Task prompt: Copy the records below line for line, without changing a single character.

Data shown:

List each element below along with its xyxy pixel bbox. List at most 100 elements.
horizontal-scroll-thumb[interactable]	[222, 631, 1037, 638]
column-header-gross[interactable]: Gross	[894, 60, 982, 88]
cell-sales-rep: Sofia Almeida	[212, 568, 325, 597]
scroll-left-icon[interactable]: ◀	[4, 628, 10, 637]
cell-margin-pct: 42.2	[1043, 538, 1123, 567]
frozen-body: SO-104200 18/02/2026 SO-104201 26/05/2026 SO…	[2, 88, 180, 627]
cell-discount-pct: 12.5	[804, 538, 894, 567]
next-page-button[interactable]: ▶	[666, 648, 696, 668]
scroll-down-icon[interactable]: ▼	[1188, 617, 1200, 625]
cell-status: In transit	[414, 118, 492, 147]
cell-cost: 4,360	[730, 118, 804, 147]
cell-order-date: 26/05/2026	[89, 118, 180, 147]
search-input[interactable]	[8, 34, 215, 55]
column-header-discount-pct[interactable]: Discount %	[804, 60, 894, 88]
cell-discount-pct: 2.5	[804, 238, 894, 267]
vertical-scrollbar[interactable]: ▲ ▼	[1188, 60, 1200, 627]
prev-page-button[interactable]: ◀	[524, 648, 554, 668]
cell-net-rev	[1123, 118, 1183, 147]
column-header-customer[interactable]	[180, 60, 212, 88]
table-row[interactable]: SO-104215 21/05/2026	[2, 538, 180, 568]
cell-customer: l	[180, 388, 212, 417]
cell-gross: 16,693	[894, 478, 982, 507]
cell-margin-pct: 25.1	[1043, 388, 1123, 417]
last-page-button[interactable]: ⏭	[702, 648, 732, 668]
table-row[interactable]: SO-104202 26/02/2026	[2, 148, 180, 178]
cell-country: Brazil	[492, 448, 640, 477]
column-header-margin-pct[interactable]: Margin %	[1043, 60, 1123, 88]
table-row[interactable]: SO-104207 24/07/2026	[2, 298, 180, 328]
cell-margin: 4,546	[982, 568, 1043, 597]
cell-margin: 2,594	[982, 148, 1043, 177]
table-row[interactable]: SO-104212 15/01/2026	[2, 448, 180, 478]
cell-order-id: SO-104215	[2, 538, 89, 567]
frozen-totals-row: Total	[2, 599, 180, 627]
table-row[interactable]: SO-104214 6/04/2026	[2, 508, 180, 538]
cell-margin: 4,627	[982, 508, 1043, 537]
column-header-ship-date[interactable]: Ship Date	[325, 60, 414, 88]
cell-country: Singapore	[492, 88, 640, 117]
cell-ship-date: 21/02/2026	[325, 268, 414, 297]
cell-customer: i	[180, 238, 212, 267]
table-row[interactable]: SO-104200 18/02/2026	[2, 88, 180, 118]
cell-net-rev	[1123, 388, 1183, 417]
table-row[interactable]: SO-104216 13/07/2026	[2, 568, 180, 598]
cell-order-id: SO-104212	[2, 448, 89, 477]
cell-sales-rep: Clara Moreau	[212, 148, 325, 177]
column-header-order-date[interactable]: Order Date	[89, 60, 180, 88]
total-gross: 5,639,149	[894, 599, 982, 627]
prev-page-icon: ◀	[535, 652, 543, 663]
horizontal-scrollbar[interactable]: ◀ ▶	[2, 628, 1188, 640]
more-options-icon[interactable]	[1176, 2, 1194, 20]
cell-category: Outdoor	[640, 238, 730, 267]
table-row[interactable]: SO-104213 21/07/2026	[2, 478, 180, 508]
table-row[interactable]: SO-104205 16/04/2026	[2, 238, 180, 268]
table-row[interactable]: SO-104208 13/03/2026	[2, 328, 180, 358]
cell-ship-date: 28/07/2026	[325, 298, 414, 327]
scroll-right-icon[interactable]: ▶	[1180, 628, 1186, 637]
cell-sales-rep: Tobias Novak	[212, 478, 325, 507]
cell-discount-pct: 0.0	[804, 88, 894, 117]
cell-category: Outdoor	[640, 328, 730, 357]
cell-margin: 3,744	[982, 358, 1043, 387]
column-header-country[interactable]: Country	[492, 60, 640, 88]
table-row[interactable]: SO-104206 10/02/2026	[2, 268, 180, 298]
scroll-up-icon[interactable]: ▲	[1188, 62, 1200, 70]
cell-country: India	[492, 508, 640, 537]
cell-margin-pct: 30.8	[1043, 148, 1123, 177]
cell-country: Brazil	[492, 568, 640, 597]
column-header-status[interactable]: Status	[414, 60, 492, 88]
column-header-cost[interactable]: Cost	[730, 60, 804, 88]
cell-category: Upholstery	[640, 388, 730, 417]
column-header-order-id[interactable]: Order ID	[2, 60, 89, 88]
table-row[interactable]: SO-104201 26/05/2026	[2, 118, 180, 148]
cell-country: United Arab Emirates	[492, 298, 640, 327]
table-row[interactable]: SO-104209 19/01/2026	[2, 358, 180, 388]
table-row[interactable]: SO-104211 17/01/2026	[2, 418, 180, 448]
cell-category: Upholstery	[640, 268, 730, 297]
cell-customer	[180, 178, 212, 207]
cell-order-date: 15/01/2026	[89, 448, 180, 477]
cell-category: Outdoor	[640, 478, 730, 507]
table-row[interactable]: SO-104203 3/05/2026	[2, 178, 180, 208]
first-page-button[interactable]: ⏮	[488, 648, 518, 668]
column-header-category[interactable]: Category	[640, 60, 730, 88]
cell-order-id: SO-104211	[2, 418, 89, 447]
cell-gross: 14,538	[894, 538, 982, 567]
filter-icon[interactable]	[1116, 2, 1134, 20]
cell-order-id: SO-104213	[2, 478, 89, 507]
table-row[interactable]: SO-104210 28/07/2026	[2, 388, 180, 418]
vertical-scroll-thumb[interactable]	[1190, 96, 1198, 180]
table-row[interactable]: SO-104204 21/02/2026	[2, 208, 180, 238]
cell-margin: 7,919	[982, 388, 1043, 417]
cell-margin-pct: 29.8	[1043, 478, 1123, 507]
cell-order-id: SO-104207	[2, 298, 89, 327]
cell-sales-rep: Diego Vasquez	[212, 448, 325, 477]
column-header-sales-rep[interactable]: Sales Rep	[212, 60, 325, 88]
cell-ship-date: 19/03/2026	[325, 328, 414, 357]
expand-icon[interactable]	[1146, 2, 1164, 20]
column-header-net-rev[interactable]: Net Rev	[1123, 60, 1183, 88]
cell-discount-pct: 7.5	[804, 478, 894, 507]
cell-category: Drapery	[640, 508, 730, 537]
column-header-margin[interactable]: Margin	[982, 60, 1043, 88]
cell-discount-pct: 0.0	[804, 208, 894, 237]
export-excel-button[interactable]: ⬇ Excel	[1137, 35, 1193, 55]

Exercise answer:
List each element below along with its xyxy pixel bbox. List at most 100 elements.
horizontal-scroll-thumb[interactable]	[222, 631, 1037, 638]
column-header-gross[interactable]: Gross	[894, 60, 982, 88]
cell-sales-rep: Sofia Almeida	[212, 568, 325, 597]
scroll-left-icon[interactable]: ◀	[4, 628, 10, 637]
cell-margin-pct: 42.2	[1043, 538, 1123, 567]
frozen-body: SO-104200 18/02/2026 SO-104201 26/05/2026 SO…	[2, 88, 180, 627]
cell-discount-pct: 12.5	[804, 538, 894, 567]
next-page-button[interactable]: ▶	[666, 648, 696, 668]
scroll-down-icon[interactable]: ▼	[1188, 617, 1200, 625]
cell-status: In transit	[414, 118, 492, 147]
cell-cost: 4,360	[730, 118, 804, 147]
cell-order-date: 26/05/2026	[89, 118, 180, 147]
search-input[interactable]	[8, 34, 215, 55]
column-header-discount-pct[interactable]: Discount %	[804, 60, 894, 88]
cell-discount-pct: 2.5	[804, 238, 894, 267]
vertical-scrollbar[interactable]: ▲ ▼	[1188, 60, 1200, 627]
prev-page-button[interactable]: ◀	[524, 648, 554, 668]
cell-net-rev	[1123, 118, 1183, 147]
column-header-customer[interactable]	[180, 60, 212, 88]
table-row[interactable]: SO-104215 21/05/2026	[2, 538, 180, 568]
cell-customer: l	[180, 388, 212, 417]
cell-gross: 16,693	[894, 478, 982, 507]
cell-margin-pct: 25.1	[1043, 388, 1123, 417]
last-page-button[interactable]: ⏭	[702, 648, 732, 668]
table-row[interactable]: SO-104202 26/02/2026	[2, 148, 180, 178]
cell-country: Brazil	[492, 448, 640, 477]
column-header-margin-pct[interactable]: Margin %	[1043, 60, 1123, 88]
table-row[interactable]: SO-104207 24/07/2026	[2, 298, 180, 328]
cell-margin: 4,546	[982, 568, 1043, 597]
cell-margin: 2,594	[982, 148, 1043, 177]
table-row[interactable]: SO-104212 15/01/2026	[2, 448, 180, 478]
cell-order-id: SO-104215	[2, 538, 89, 567]
frozen-totals-row: Total	[2, 599, 180, 627]
table-row[interactable]: SO-104214 6/04/2026	[2, 508, 180, 538]
cell-margin: 4,627	[982, 508, 1043, 537]
column-header-ship-date[interactable]: Ship Date	[325, 60, 414, 88]
cell-country: Singapore	[492, 88, 640, 117]
cell-ship-date: 21/02/2026	[325, 268, 414, 297]
cell-customer: i	[180, 238, 212, 267]
table-row[interactable]: SO-104200 18/02/2026	[2, 88, 180, 118]
cell-net-rev	[1123, 388, 1183, 417]
table-row[interactable]: SO-104216 13/07/2026	[2, 568, 180, 598]
cell-order-id: SO-104212	[2, 448, 89, 477]
cell-sales-rep: Clara Moreau	[212, 148, 325, 177]
column-header-order-date[interactable]: Order Date	[89, 60, 180, 88]
total-gross: 5,639,149	[894, 599, 982, 627]
prev-page-icon: ◀	[535, 652, 543, 663]
horizontal-scrollbar[interactable]: ◀ ▶	[2, 628, 1188, 640]
more-options-icon[interactable]	[1176, 2, 1194, 20]
cell-category: Outdoor	[640, 238, 730, 267]
table-row[interactable]: SO-104213 21/07/2026	[2, 478, 180, 508]
table-row[interactable]: SO-104205 16/04/2026	[2, 238, 180, 268]
table-row[interactable]: SO-104208 13/03/2026	[2, 328, 180, 358]
cell-ship-date: 28/07/2026	[325, 298, 414, 327]
scroll-right-icon[interactable]: ▶	[1180, 628, 1186, 637]
cell-sales-rep: Tobias Novak	[212, 478, 325, 507]
cell-discount-pct: 0.0	[804, 88, 894, 117]
cell-category: Outdoor	[640, 328, 730, 357]
cell-margin: 3,744	[982, 358, 1043, 387]
column-header-country[interactable]: Country	[492, 60, 640, 88]
table-row[interactable]: SO-104206 10/02/2026	[2, 268, 180, 298]
scroll-up-icon[interactable]: ▲	[1188, 62, 1200, 70]
cell-country: India	[492, 508, 640, 537]
cell-margin-pct: 30.8	[1043, 148, 1123, 177]
cell-country: Brazil	[492, 568, 640, 597]
column-header-status[interactable]: Status	[414, 60, 492, 88]
column-header-cost[interactable]: Cost	[730, 60, 804, 88]
cell-category: Upholstery	[640, 388, 730, 417]
column-header-order-id[interactable]: Order ID	[2, 60, 89, 88]
table-row[interactable]: SO-104201 26/05/2026	[2, 118, 180, 148]
cell-country: United Arab Emirates	[492, 298, 640, 327]
table-row[interactable]: SO-104209 19/01/2026	[2, 358, 180, 388]
table-row[interactable]: SO-104211 17/01/2026	[2, 418, 180, 448]
cell-category: Upholstery	[640, 268, 730, 297]
cell-customer	[180, 178, 212, 207]
cell-order-date: 15/01/2026	[89, 448, 180, 477]
cell-category: Outdoor	[640, 478, 730, 507]
table-row[interactable]: SO-104203 3/05/2026	[2, 178, 180, 208]
first-page-button[interactable]: ⏮	[488, 648, 518, 668]
column-header-category[interactable]: Category	[640, 60, 730, 88]
cell-order-id: SO-104211	[2, 418, 89, 447]
cell-gross: 14,538	[894, 538, 982, 567]
filter-icon[interactable]	[1116, 2, 1134, 20]
cell-order-id: SO-104213	[2, 478, 89, 507]
table-row[interactable]: SO-104210 28/07/2026	[2, 388, 180, 418]
vertical-scroll-thumb[interactable]	[1190, 96, 1198, 180]
table-row[interactable]: SO-104204 21/02/2026	[2, 208, 180, 238]
cell-margin: 7,919	[982, 388, 1043, 417]
cell-margin-pct: 29.8	[1043, 478, 1123, 507]
cell-order-id: SO-104207	[2, 298, 89, 327]
cell-sales-rep: Diego Vasquez	[212, 448, 325, 477]
column-header-sales-rep[interactable]: Sales Rep	[212, 60, 325, 88]
cell-ship-date: 19/03/2026	[325, 328, 414, 357]
expand-icon[interactable]	[1146, 2, 1164, 20]
column-header-net-rev[interactable]: Net Rev	[1123, 60, 1183, 88]
cell-discount-pct: 7.5	[804, 478, 894, 507]
cell-category: Drapery	[640, 508, 730, 537]
column-header-margin[interactable]: Margin	[982, 60, 1043, 88]
cell-discount-pct: 0.0	[804, 208, 894, 237]
export-excel-button[interactable]: ⬇ Excel	[1137, 35, 1193, 55]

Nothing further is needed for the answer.